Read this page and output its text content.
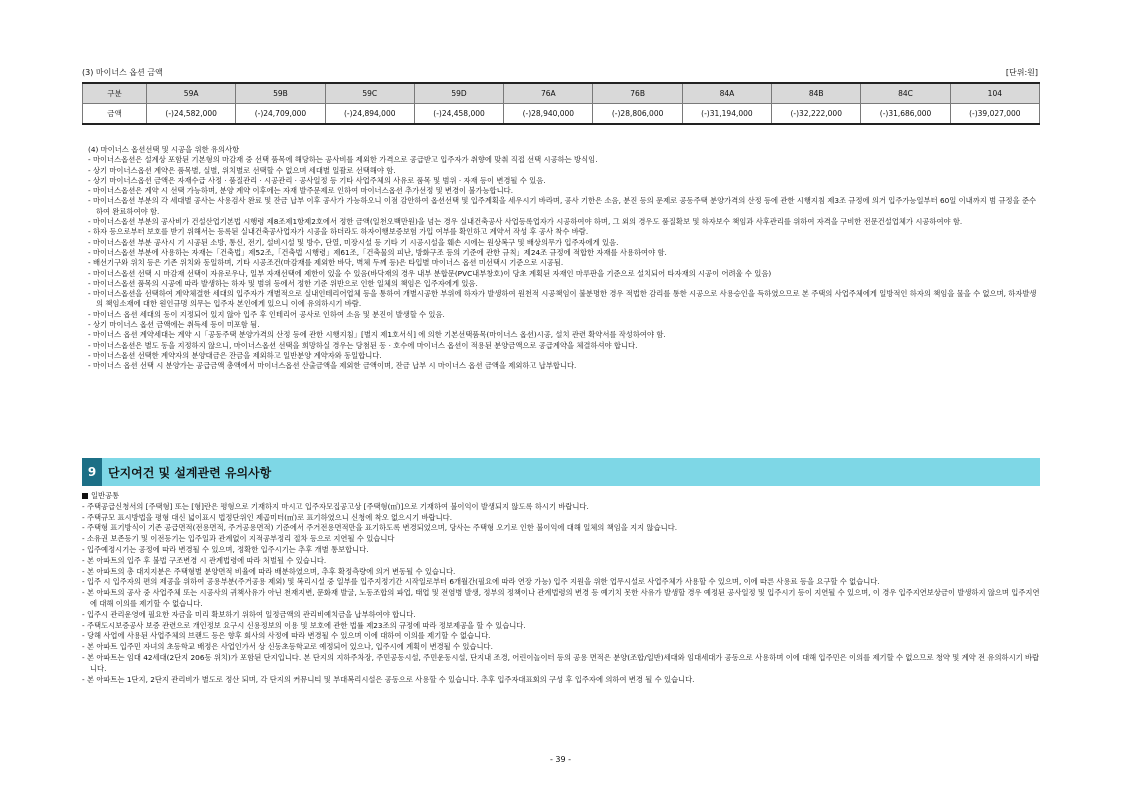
(3) 마이너스 옵션 금액	[단위:원]
구분	59A	59B	59C	59D	76A	76B	84A	84B	84C	104
금액	(-)24,582,000	(-)24,709,000	(-)24,894,000	(-)24,458,000	(-)28,940,000	(-)28,806,000	(-)31,194,000	(-)32,222,000	(-)31,686,000	(-)39,027,000

(4) 마이너스 옵션선택 및 시공을 위한 유의사항

- 마이너스옵션은 설계상 포함된 기본형의 마감재 중 선택 품목에 해당하는 공사비를 제외한 가격으로 공급받고 입주자가 취향에 맞춰 직접 선택 시공하는 방식임.
- 상기 마이너스옵션 계약은 품목별, 실별, 위치별로 선택할 수 없으며 세대별 일괄로 선택해야 함.
- 상기 마이너스옵션 금액은 자재수급 사정 · 품질관리 · 시공관리 · 공사일정 등 기타 사업주체의 사유로 품목 및 범위 · 자재 등이 변경될 수 있음.
- 마이너스옵션은 계약 시 선택 가능하며, 분양 계약 이후에는 자재 발주문제로 인하여 마이너스옵션 추가선정 및 변경이 불가능합니다.
- 마이너스옵션 부분의 각 세대별 공사는 사용검사 완료 및 잔금 납부 이후 공사가 가능하오니 이점 감안하여 옵션선택 및 입주계획을 세우시기 바라며, 공사 기한은 소음, 분진 등의 문제로 공동주택 분양가격의 산정 등에 관한 시행지침 제3조 규정에 의거 입주가능일부터 60일 이내까지 범 규정을 준수하여 완료하여야 함.
- 마이너스옵션 부분의 공사비가 건설산업기본법 시행령 제8조제1항제2호에서 정한 금액(일천오백만원)을 넘는 경우 실내건축공사 사업등록업자가 시공하여야 하며, 그 외의 경우도 품질확보 및 하자보수 책임과 사후관리를 위하여 자격을 구비한 전문건설업체가 시공하여야 함.
- 하자 등으로부터 보호를 받기 위해서는 등록된 실내건축공사업자가 시공을 하더라도 하자이행보증보험 가입 여부를 확인하고 계약서 작성 후 공사 착수 바람.
- 마이너스옵션 부분 공사시 기 시공된 소방, 통신, 전기, 설비시설 및 방수, 단열, 미장시설 등 기타 기 시공시설을 훼손 시에는 원상복구 및 배상의무가 입주자에게 있음.
- 마이너스옵션 부분에 사용하는 자재는「건축법」제52조,「건축법 시행령」제61조,「건축물의 피난, 방화구조 등의 기준에 관한 규칙」제24조 규정에 적합한 자재를 사용하여야 함.
- 배선기구와 위치 등은 기존 위치와 동일하며, 기타 시공조건(마감재를 제외한 바닥, 벽체 두께 등)은 타입별 마이너스 옵션 미선택시 기준으로 시공됨.
- 마이너스옵션 선택 시 마감재 선택이 자유로우나, 일부 자재선택에 제한이 있을 수 있음(바닥재의 경우 내부 분합문(PVC내부창호)이 당초 계획된 자재인 마루판을 기준으로 설치되어 타자재의 시공이 어려울 수 있음)
- 마이너스옵션 품목의 시공에 따라 발생하는 하자 및 범위 등에서 정한 기준 위반으로 인한 일체의 책임은 입주자에게 있음.
- 마이너스옵션을 선택하여 계약체결한 세대의 입주자가 개별적으로 실내인테리어업체 등을 통하여 개별시공한 부위에 하자가 발생하여 원천적 시공책임이 불분명한 경우 적법한 감리를 통한 시공으로 사용승인을 득하였으므로 본 주택의 사업주체에게 일방적인 하자의 책임을 물을 수 없으며, 하자발생의 책임소재에 대한 원인규명 의무는 입주자 본인에게 있으니 이에 유의하시기 바람.
- 마이너스 옵션 세대의 동이 지정되어 있지 않아 입주 후 인테리어 공사로 인하여 소음 및 분진이 발생할 수 있음.
- 상기 마이너스 옵션 금액에는 취득세 등이 미포함 됨.
- 마이너스 옵션 계약세대는 계약 시「공동주택 분양가격의 산정 등에 관한 시행지침」[별지 제1호서식] 에 의한 기본선택품목(마이너스 옵션)시공, 설치 관련 확약서를 작성하여야 함.
- 마이너스옵션은 별도 동을 지정하지 않으니, 마이너스옵션 선택을 희망하실 경우는 당첨된 동 · 호수에 마이너스 옵션이 적용된 분양금액으로 공급계약을 체결하셔야 합니다.
- 마이너스옵션 선택한 계약자의 분양대금은 잔금을 제외하고 일반분양 계약자와 동일합니다.
- 마이너스 옵션 선택 시 분양가는 공급금액 총액에서 마이너스옵션 산출금액을 제외한 금액이며, 잔금 납부 시 마이너스 옵션 금액을 제외하고 납부합니다.
9 단지여건 및 설계관련 유의사항

일반공통

- 주택공급신청서의 [주택형] 또는 [형]란은 평형으로 기재하지 마시고 입주자모집공고상 [주택형(㎡)]으로 기재하여 불이익이 발생되지 않도록 하시기 바랍니다.
- 주택규모 표시방법을 평형 대신 넓이표시 법정단위인 제곱미터(㎡)로 표기하였으니 신청에 착오 없으시기 바랍니다.
- 주택형 표기방식이 기존 공급면적(전용면적, 주거공용면적) 기준에서 주거전용면적만을 표기하도록 변경되었으며, 당사는 주택형 오기로 인한 불이익에 대해 일체의 책임을 지지 않습니다.
- 소유권 보존등기 및 이전등기는 입주일과 관계없이 지적공부정리 절차 등으로 지연될 수 있습니다
- 입주예정시기는 공정에 따라 변경될 수 있으며, 정확한 입주시기는 추후 개별 통보합니다.
- 본 아파트의 입주 후 불법 구조변경 시 관계법령에 따라 처벌될 수 있습니다.
- 본 아파트의 총 대지지분은 주택형별 분양면적 비율에 따라 배분하였으며, 추후 확정측량에 의거 변동될 수 있습니다.
- 입주 시 입주자의 편의 제공을 위하여 공용부분(주거공용 제외) 및 복리시설 중 일부를 입주지정기간 시작일로부터 6개월간(필요에 따라 연장 가능) 입주 지원을 위한 업무시설로 사업주체가 사용할 수 있으며, 이에 따른 사용료 등을 요구할 수 없습니다.
- 본 아파트의 공사 중 사업주체 또는 시공사의 귀책사유가 아닌 천재지변, 문화재 발굴, 노동조합의 파업, 태업 및 전염병 발생, 정부의 정책이나 관계법령의 변경 등 예기치 못한 사유가 발생할 경우 예정된 공사일정 및 입주시기 등이 지연될 수 있으며, 이 경우 입주지연보상금이 발생하지 않으며 입주지연에 대해 이의를 제기할 수 없습니다.
- 입주시 관리운영에 필요한 자금을 미리 확보하기 위하여 일정금액의 관리비예치금을 납부하여야 합니다.
- 주택도시보증공사 보증 관련으로 개인정보 요구시 신용정보의 이용 및 보호에 관한 법률 제23조의 규정에 따라 정보제공을 할 수 있습니다.
- 당해 사업에 사용된 사업주체의 브랜드 등은 향후 회사의 사정에 따라 변경될 수 있으며 이에 대하여 이의를 제기할 수 없습니다.
- 본 아파트 입주민 자녀의 초등학교 배정은 사업인가서 상 신동초등학교로 예정되어 있으나, 입주시에 계획이 변경될 수 있습니다.
- 본 아파트는 임대 42세대(2단지 206동 위치)가 포함된 단지입니다. 본 단지의 지하주차장, 주민공동시설, 주민운동시설, 단지내 조경, 어린이놀이터 등의 공용 면적은 분양(조합/일반)세대와 임대세대가 공동으로 사용하며 이에 대해 입주민은 이의를 제기할 수 없으므로 청약 및 계약 전 유의하시기 바랍니다.
- 본 아파트는 1단지, 2단지 관리비가 별도로 정산 되며, 각 단지의 커뮤니티 및 부대복리시설은 공동으로 사용할 수 있습니다. 추후 입주자대표회의 구성 후 입주자에 의하여 변경 될 수 있습니다.
- 39 -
::::
In your copy, leave out the pictures and reproduce the material above exactly.

OUTPUT FOR THIS EXERCISE.
Read this page and output its text content.
(3) 마이너스 옵션 금액	[단위:원]
구분	59A	59B	59C	59D	76A	76B	84A	84B	84C	104
금액	(-)24,582,000	(-)24,709,000	(-)24,894,000	(-)24,458,000	(-)28,940,000	(-)28,806,000	(-)31,194,000	(-)32,222,000	(-)31,686,000	(-)39,027,000

(4) 마이너스 옵션선택 및 시공을 위한 유의사항

- 마이너스옵션은 설계상 포함된 기본형의 마감재 중 선택 품목에 해당하는 공사비를 제외한 가격으로 공급받고 입주자가 취향에 맞춰 직접 선택 시공하는 방식임.
- 상기 마이너스옵션 계약은 품목별, 실별, 위치별로 선택할 수 없으며 세대별 일괄로 선택해야 함.
- 상기 마이너스옵션 금액은 자재수급 사정 · 품질관리 · 시공관리 · 공사일정 등 기타 사업주체의 사유로 품목 및 범위 · 자재 등이 변경될 수 있음.
- 마이너스옵션은 계약 시 선택 가능하며, 분양 계약 이후에는 자재 발주문제로 인하여 마이너스옵션 추가선정 및 변경이 불가능합니다.
- 마이너스옵션 부분의 각 세대별 공사는 사용검사 완료 및 잔금 납부 이후 공사가 가능하오니 이점 감안하여 옵션선택 및 입주계획을 세우시기 바라며, 공사 기한은 소음, 분진 등의 문제로 공동주택 분양가격의 산정 등에 관한 시행지침 제3조 규정에 의거 입주가능일부터 60일 이내까지 범 규정을 준수하여 완료하여야 함.
- 마이너스옵션 부분의 공사비가 건설산업기본법 시행령 제8조제1항제2호에서 정한 금액(일천오백만원)을 넘는 경우 실내건축공사 사업등록업자가 시공하여야 하며, 그 외의 경우도 품질확보 및 하자보수 책임과 사후관리를 위하여 자격을 구비한 전문건설업체가 시공하여야 함.
- 하자 등으로부터 보호를 받기 위해서는 등록된 실내건축공사업자가 시공을 하더라도 하자이행보증보험 가입 여부를 확인하고 계약서 작성 후 공사 착수 바람.
- 마이너스옵션 부분 공사시 기 시공된 소방, 통신, 전기, 설비시설 및 방수, 단열, 미장시설 등 기타 기 시공시설을 훼손 시에는 원상복구 및 배상의무가 입주자에게 있음.
- 마이너스옵션 부분에 사용하는 자재는「건축법」제52조,「건축법 시행령」제61조,「건축물의 피난, 방화구조 등의 기준에 관한 규칙」제24조 규정에 적합한 자재를 사용하여야 함.
- 배선기구와 위치 등은 기존 위치와 동일하며, 기타 시공조건(마감재를 제외한 바닥, 벽체 두께 등)은 타입별 마이너스 옵션 미선택시 기준으로 시공됨.
- 마이너스옵션 선택 시 마감재 선택이 자유로우나, 일부 자재선택에 제한이 있을 수 있음(바닥재의 경우 내부 분합문(PVC내부창호)이 당초 계획된 자재인 마루판을 기준으로 설치되어 타자재의 시공이 어려울 수 있음)
- 마이너스옵션 품목의 시공에 따라 발생하는 하자 및 범위 등에서 정한 기준 위반으로 인한 일체의 책임은 입주자에게 있음.
- 마이너스옵션을 선택하여 계약체결한 세대의 입주자가 개별적으로 실내인테리어업체 등을 통하여 개별시공한 부위에 하자가 발생하여 원천적 시공책임이 불분명한 경우 적법한 감리를 통한 시공으로 사용승인을 득하였으므로 본 주택의 사업주체에게 일방적인 하자의 책임을 물을 수 없으며, 하자발생의 책임소재에 대한 원인규명 의무는 입주자 본인에게 있으니 이에 유의하시기 바람.
- 마이너스 옵션 세대의 동이 지정되어 있지 않아 입주 후 인테리어 공사로 인하여 소음 및 분진이 발생할 수 있음.
- 상기 마이너스 옵션 금액에는 취득세 등이 미포함 됨.
- 마이너스 옵션 계약세대는 계약 시「공동주택 분양가격의 산정 등에 관한 시행지침」[별지 제1호서식] 에 의한 기본선택품목(마이너스 옵션)시공, 설치 관련 확약서를 작성하여야 함.
- 마이너스옵션은 별도 동을 지정하지 않으니, 마이너스옵션 선택을 희망하실 경우는 당첨된 동 · 호수에 마이너스 옵션이 적용된 분양금액으로 공급계약을 체결하셔야 합니다.
- 마이너스옵션 선택한 계약자의 분양대금은 잔금을 제외하고 일반분양 계약자와 동일합니다.
- 마이너스 옵션 선택 시 분양가는 공급금액 총액에서 마이너스옵션 산출금액을 제외한 금액이며, 잔금 납부 시 마이너스 옵션 금액을 제외하고 납부합니다.
9 단지여건 및 설계관련 유의사항

일반공통

- 주택공급신청서의 [주택형] 또는 [형]란은 평형으로 기재하지 마시고 입주자모집공고상 [주택형(㎡)]으로 기재하여 불이익이 발생되지 않도록 하시기 바랍니다.
- 주택규모 표시방법을 평형 대신 넓이표시 법정단위인 제곱미터(㎡)로 표기하였으니 신청에 착오 없으시기 바랍니다.
- 주택형 표기방식이 기존 공급면적(전용면적, 주거공용면적) 기준에서 주거전용면적만을 표기하도록 변경되었으며, 당사는 주택형 오기로 인한 불이익에 대해 일체의 책임을 지지 않습니다.
- 소유권 보존등기 및 이전등기는 입주일과 관계없이 지적공부정리 절차 등으로 지연될 수 있습니다
- 입주예정시기는 공정에 따라 변경될 수 있으며, 정확한 입주시기는 추후 개별 통보합니다.
- 본 아파트의 입주 후 불법 구조변경 시 관계법령에 따라 처벌될 수 있습니다.
- 본 아파트의 총 대지지분은 주택형별 분양면적 비율에 따라 배분하였으며, 추후 확정측량에 의거 변동될 수 있습니다.
- 입주 시 입주자의 편의 제공을 위하여 공용부분(주거공용 제외) 및 복리시설 중 일부를 입주지정기간 시작일로부터 6개월간(필요에 따라 연장 가능) 입주 지원을 위한 업무시설로 사업주체가 사용할 수 있으며, 이에 따른 사용료 등을 요구할 수 없습니다.
- 본 아파트의 공사 중 사업주체 또는 시공사의 귀책사유가 아닌 천재지변, 문화재 발굴, 노동조합의 파업, 태업 및 전염병 발생, 정부의 정책이나 관계법령의 변경 등 예기치 못한 사유가 발생할 경우 예정된 공사일정 및 입주시기 등이 지연될 수 있으며, 이 경우 입주지연보상금이 발생하지 않으며 입주지연에 대해 이의를 제기할 수 없습니다.
- 입주시 관리운영에 필요한 자금을 미리 확보하기 위하여 일정금액의 관리비예치금을 납부하여야 합니다.
- 주택도시보증공사 보증 관련으로 개인정보 요구시 신용정보의 이용 및 보호에 관한 법률 제23조의 규정에 따라 정보제공을 할 수 있습니다.
- 당해 사업에 사용된 사업주체의 브랜드 등은 향후 회사의 사정에 따라 변경될 수 있으며 이에 대하여 이의를 제기할 수 없습니다.
- 본 아파트 입주민 자녀의 초등학교 배정은 사업인가서 상 신동초등학교로 예정되어 있으나, 입주시에 계획이 변경될 수 있습니다.
- 본 아파트는 임대 42세대(2단지 206동 위치)가 포함된 단지입니다. 본 단지의 지하주차장, 주민공동시설, 주민운동시설, 단지내 조경, 어린이놀이터 등의 공용 면적은 분양(조합/일반)세대와 임대세대가 공동으로 사용하며 이에 대해 입주민은 이의를 제기할 수 없으므로 청약 및 계약 전 유의하시기 바랍니다.
- 본 아파트는 1단지, 2단지 관리비가 별도로 정산 되며, 각 단지의 커뮤니티 및 부대복리시설은 공동으로 사용할 수 있습니다. 추후 입주자대표회의 구성 후 입주자에 의하여 변경 될 수 있습니다.
- 39 -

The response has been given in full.